#### DIRECTIONS:
Whenever a line below holds the word "kost¹", copy that line.
· · · · · · ·
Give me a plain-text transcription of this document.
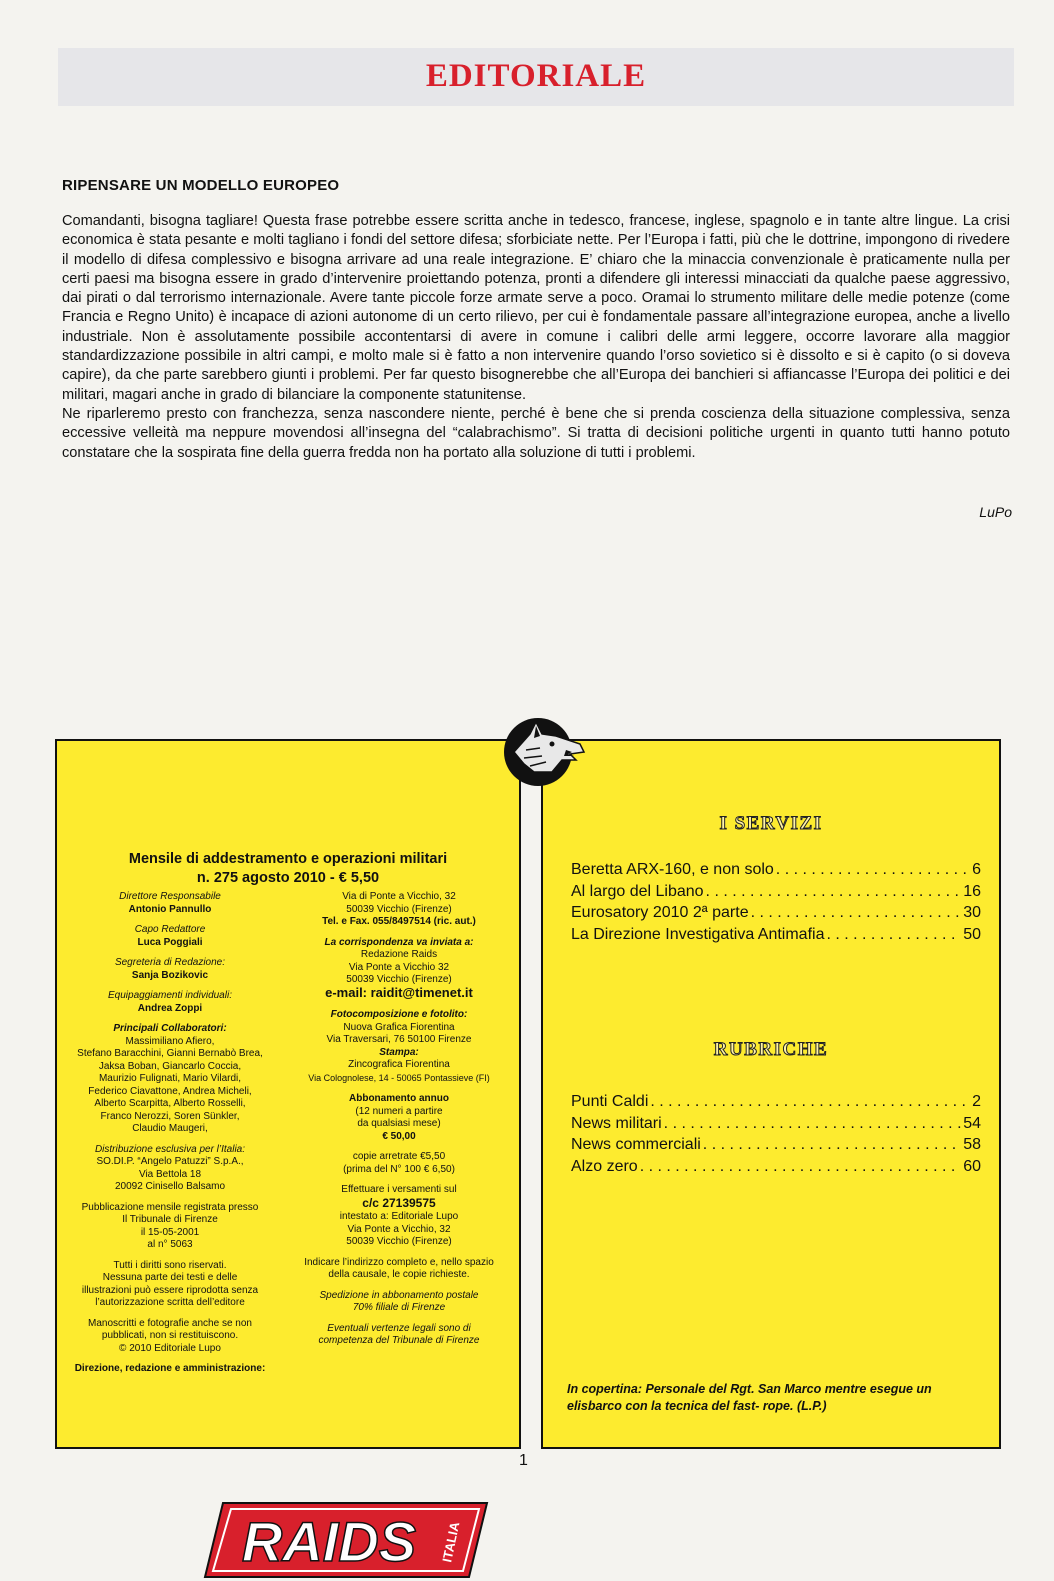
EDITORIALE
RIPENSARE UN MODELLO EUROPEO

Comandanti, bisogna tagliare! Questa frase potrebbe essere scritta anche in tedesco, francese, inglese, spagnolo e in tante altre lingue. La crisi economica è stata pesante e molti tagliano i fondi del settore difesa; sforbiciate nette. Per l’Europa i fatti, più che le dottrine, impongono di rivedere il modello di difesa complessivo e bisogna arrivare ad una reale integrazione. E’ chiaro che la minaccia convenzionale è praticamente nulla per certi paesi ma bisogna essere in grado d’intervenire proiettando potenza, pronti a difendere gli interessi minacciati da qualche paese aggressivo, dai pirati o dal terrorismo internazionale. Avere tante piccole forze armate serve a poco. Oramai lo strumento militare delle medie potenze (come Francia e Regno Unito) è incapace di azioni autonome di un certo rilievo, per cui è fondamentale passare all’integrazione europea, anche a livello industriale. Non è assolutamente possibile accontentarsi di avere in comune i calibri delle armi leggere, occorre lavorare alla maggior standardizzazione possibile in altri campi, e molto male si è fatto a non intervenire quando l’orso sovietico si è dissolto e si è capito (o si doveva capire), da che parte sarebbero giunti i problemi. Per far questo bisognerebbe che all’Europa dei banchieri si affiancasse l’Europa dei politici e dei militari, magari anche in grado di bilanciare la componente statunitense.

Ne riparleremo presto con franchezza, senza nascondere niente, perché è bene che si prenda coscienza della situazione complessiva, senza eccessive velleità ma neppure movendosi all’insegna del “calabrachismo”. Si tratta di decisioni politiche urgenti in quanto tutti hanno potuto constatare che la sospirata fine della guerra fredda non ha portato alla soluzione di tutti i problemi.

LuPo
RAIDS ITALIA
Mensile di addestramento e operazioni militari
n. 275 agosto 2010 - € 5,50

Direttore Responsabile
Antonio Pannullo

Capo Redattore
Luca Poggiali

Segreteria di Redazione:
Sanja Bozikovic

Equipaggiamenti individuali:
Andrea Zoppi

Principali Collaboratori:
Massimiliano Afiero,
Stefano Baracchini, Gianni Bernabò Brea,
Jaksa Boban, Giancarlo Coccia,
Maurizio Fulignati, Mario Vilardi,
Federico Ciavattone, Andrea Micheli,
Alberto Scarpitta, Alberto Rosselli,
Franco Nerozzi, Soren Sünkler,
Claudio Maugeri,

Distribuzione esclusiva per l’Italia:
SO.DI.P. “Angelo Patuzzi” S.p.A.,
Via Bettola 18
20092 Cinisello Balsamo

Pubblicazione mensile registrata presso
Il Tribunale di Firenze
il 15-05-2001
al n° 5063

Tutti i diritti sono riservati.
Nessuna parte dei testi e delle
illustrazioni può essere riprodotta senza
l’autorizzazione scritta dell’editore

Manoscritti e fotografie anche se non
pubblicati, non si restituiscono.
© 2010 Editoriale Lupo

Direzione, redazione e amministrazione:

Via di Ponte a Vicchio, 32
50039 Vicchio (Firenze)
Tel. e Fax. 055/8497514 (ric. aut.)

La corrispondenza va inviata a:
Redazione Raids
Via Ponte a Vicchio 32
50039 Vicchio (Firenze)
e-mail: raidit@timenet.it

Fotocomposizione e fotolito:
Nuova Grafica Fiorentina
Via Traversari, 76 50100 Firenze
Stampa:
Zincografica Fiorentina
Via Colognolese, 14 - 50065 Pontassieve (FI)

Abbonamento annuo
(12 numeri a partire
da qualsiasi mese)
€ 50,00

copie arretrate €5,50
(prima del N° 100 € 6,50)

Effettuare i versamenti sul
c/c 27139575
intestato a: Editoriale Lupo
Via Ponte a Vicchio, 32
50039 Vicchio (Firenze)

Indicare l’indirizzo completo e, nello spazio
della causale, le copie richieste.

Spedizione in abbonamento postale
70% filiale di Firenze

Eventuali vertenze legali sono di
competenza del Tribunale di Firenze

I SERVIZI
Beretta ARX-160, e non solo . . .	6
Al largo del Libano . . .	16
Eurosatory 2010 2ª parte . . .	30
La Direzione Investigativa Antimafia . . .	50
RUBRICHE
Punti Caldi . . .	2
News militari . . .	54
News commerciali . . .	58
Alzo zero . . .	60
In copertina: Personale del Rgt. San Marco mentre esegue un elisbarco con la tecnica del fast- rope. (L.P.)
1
· · · · · · ·
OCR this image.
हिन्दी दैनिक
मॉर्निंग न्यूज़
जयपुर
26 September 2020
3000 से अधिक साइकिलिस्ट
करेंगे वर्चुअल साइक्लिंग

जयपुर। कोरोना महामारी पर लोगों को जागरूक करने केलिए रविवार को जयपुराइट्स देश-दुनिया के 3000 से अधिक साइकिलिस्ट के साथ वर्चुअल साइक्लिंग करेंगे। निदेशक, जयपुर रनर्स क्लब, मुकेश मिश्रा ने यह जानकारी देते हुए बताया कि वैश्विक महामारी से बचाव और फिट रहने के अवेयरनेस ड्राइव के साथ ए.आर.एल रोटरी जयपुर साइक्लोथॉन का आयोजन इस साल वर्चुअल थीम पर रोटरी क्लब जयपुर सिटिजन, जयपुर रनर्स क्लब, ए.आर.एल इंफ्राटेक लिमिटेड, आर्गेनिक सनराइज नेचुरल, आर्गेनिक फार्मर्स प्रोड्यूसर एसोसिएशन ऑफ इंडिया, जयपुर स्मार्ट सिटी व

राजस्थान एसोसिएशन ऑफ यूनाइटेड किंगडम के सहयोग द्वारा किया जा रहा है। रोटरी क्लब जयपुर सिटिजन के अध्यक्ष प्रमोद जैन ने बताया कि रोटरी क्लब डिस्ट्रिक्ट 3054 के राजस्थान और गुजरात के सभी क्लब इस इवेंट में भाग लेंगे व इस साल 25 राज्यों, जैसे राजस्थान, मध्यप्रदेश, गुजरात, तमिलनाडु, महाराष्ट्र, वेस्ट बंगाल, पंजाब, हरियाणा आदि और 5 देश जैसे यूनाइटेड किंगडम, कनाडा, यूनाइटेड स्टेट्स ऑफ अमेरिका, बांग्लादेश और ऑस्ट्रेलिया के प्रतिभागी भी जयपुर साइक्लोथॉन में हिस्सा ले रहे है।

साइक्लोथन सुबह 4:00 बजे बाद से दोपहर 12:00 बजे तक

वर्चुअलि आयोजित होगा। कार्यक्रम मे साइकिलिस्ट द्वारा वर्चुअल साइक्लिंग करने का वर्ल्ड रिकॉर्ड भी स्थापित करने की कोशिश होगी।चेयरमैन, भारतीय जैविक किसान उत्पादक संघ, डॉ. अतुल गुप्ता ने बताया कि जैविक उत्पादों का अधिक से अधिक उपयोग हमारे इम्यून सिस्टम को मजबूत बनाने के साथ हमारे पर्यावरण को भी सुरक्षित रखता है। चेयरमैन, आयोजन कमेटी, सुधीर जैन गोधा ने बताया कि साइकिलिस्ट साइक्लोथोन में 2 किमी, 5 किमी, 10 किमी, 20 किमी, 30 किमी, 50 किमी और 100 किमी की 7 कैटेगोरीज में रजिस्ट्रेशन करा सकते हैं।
· · · · · · ·
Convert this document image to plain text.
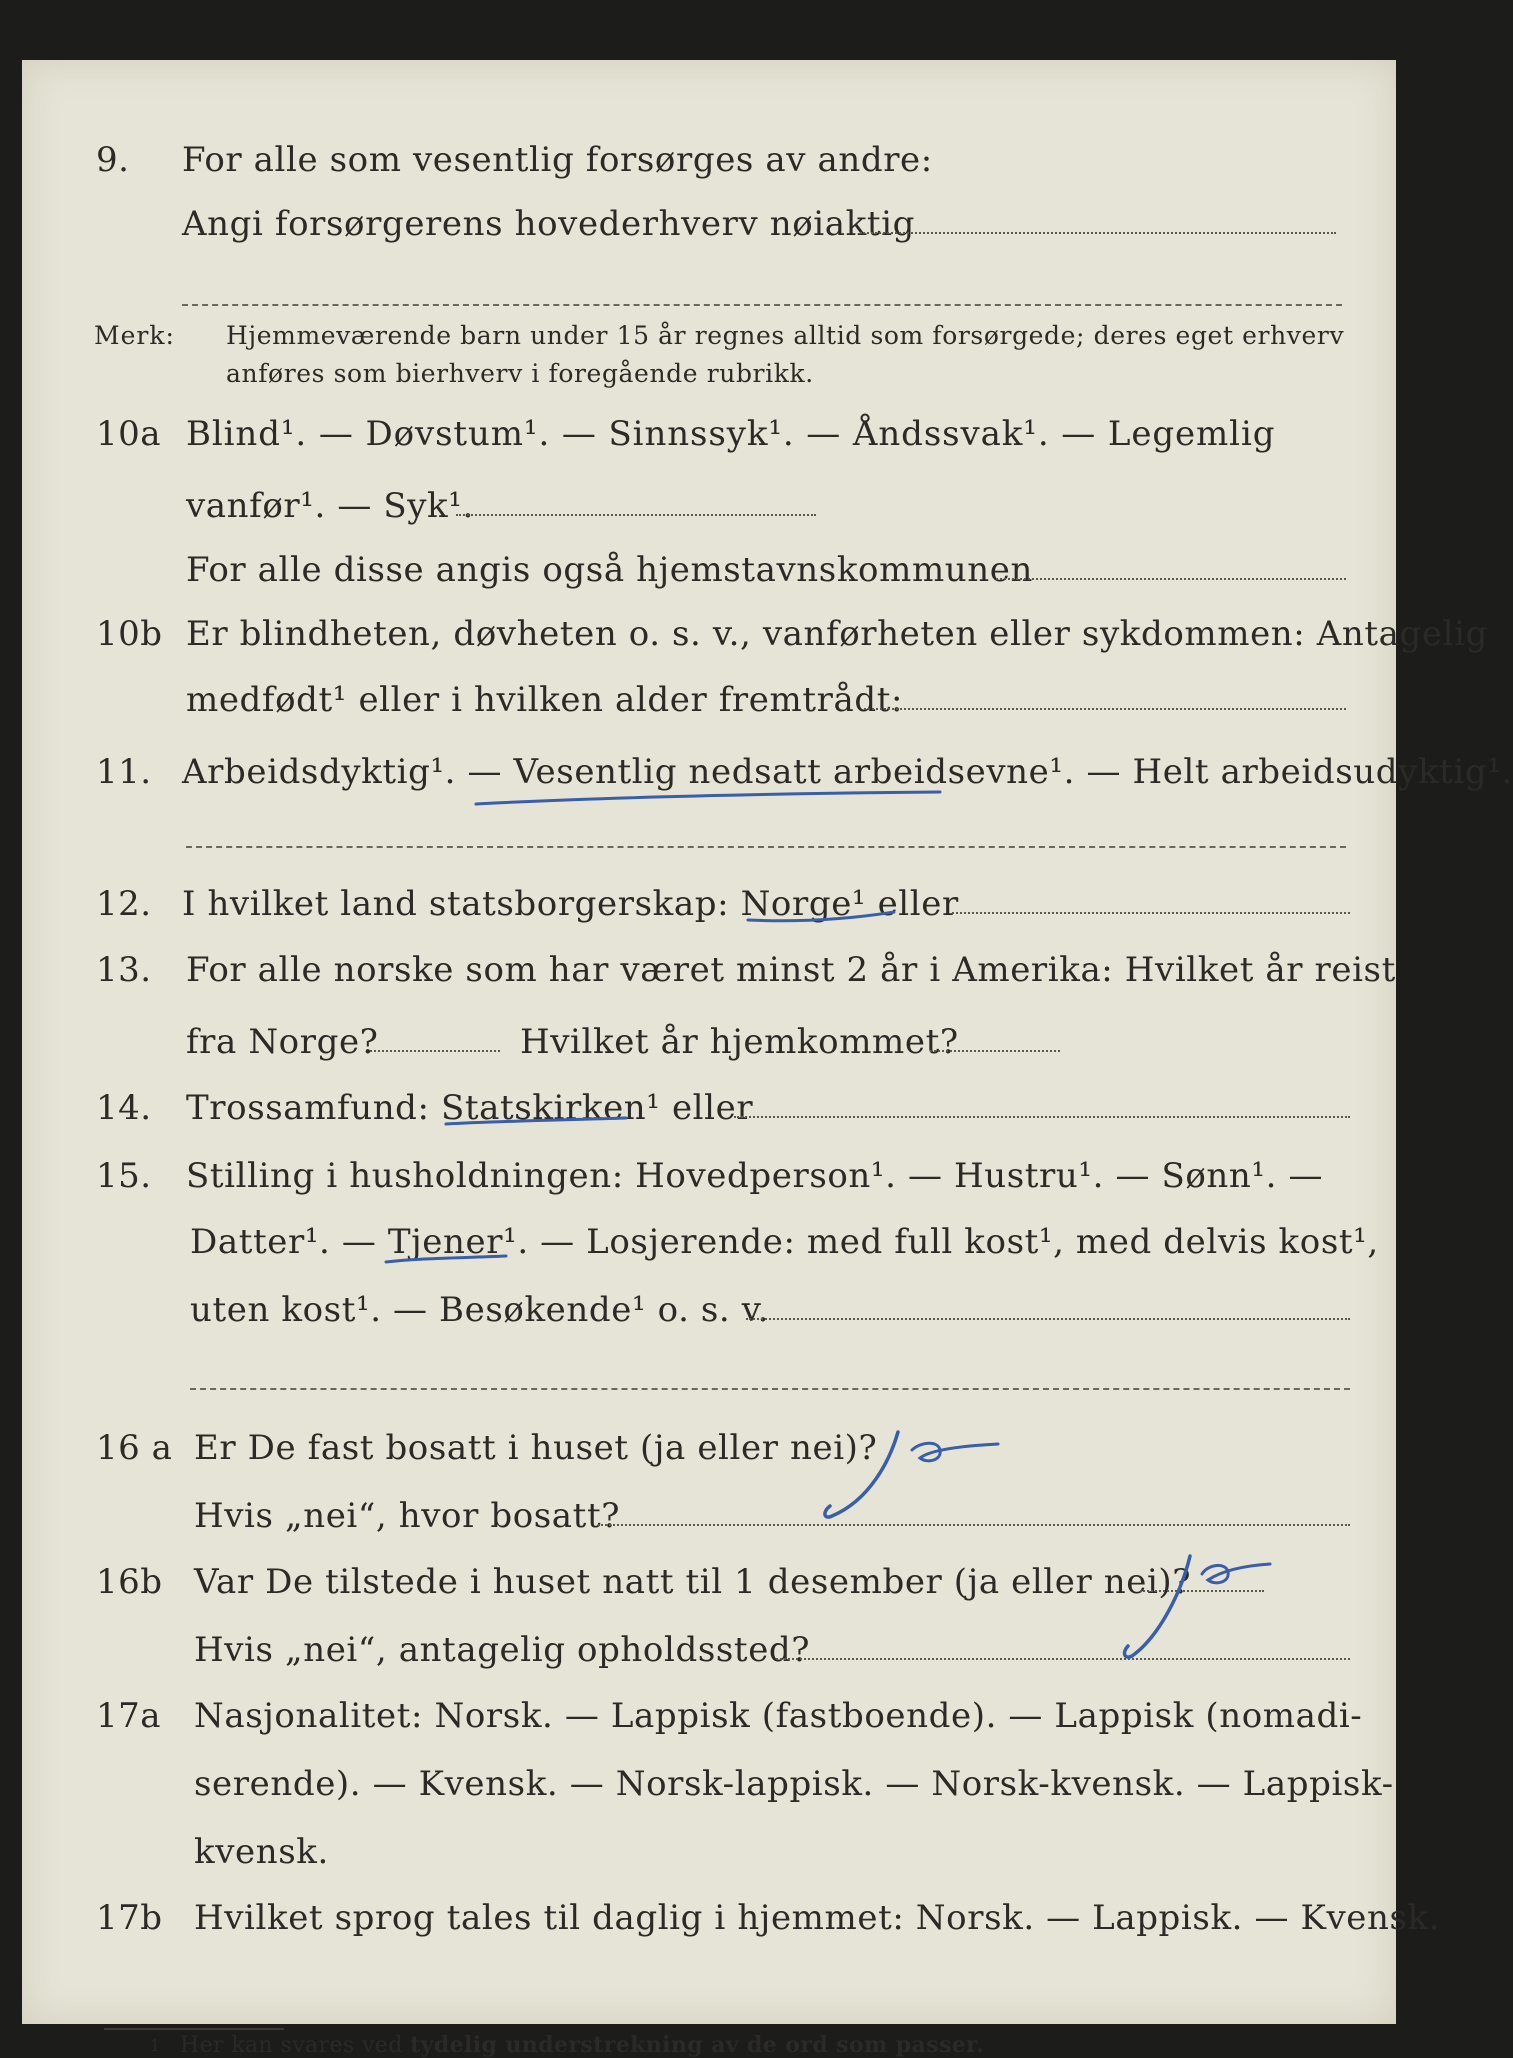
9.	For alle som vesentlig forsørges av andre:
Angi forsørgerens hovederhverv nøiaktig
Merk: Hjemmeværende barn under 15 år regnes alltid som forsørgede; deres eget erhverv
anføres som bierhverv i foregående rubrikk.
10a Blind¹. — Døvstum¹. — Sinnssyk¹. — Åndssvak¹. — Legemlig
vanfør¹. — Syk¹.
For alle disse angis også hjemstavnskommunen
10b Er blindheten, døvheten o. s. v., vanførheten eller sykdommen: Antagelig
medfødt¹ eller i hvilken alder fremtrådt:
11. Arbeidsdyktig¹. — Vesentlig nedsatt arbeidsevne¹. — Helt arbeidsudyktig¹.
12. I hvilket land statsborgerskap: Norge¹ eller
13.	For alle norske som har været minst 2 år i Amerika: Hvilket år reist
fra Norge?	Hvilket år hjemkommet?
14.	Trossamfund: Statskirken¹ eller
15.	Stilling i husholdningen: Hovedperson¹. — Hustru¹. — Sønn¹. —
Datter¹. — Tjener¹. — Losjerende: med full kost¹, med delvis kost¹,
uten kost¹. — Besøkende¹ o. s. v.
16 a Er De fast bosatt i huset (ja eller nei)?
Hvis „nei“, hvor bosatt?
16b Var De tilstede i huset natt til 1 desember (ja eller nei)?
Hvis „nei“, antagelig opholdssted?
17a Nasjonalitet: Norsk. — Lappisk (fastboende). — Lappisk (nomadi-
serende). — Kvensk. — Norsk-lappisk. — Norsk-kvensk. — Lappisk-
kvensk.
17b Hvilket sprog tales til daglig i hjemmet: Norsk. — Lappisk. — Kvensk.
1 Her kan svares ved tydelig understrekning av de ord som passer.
· · · · · · ·
#### PROBLEM SOLUTION:
Datter¹. — Tjener¹. — Losjerende: med full kost¹, med delvis kost¹,
uten kost¹. — Besøkende¹ o. s. v.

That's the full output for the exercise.